SUPPLIED MATERIAL:
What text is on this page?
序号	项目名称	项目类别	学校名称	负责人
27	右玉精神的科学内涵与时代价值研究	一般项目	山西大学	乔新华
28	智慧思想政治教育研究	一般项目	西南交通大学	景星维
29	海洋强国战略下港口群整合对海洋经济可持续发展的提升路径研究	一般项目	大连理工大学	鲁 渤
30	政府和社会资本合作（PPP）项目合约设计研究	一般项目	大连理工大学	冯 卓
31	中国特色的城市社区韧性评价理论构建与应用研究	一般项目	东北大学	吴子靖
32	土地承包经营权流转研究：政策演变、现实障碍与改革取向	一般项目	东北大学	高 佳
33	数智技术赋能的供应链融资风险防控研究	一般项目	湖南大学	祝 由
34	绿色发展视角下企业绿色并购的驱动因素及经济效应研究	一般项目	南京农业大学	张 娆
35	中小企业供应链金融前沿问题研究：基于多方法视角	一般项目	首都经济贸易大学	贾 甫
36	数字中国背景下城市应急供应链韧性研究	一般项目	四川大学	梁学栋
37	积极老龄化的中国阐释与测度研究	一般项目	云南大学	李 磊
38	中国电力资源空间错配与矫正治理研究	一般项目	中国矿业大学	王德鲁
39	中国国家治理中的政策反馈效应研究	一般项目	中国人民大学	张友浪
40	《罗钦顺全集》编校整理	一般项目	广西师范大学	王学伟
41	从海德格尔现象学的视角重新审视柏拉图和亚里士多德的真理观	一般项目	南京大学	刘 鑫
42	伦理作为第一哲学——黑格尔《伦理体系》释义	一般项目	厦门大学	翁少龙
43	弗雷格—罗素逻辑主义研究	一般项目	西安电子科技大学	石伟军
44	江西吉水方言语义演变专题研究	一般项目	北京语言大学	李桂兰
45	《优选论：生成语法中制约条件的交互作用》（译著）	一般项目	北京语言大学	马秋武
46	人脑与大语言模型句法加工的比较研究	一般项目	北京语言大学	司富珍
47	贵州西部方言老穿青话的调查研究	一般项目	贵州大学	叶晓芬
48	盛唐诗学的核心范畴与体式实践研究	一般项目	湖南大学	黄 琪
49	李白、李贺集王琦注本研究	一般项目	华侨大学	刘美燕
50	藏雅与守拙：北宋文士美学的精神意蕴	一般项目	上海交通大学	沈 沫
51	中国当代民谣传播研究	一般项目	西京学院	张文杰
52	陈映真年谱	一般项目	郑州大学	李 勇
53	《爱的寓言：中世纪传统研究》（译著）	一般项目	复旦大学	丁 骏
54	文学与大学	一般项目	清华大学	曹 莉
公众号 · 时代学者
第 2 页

EXERCISE REQUIREMENTS:
Review the preceding data and report every line that includes the string "东北大学".

ANSWER BELOW:
31	中国特色的城市社区韧性评价理论构建与应用研究	一般项目	东北大学	吴子靖
32	土地承包经营权流转研究：政策演变、现实障碍与改革取向	一般项目	东北大学	高 佳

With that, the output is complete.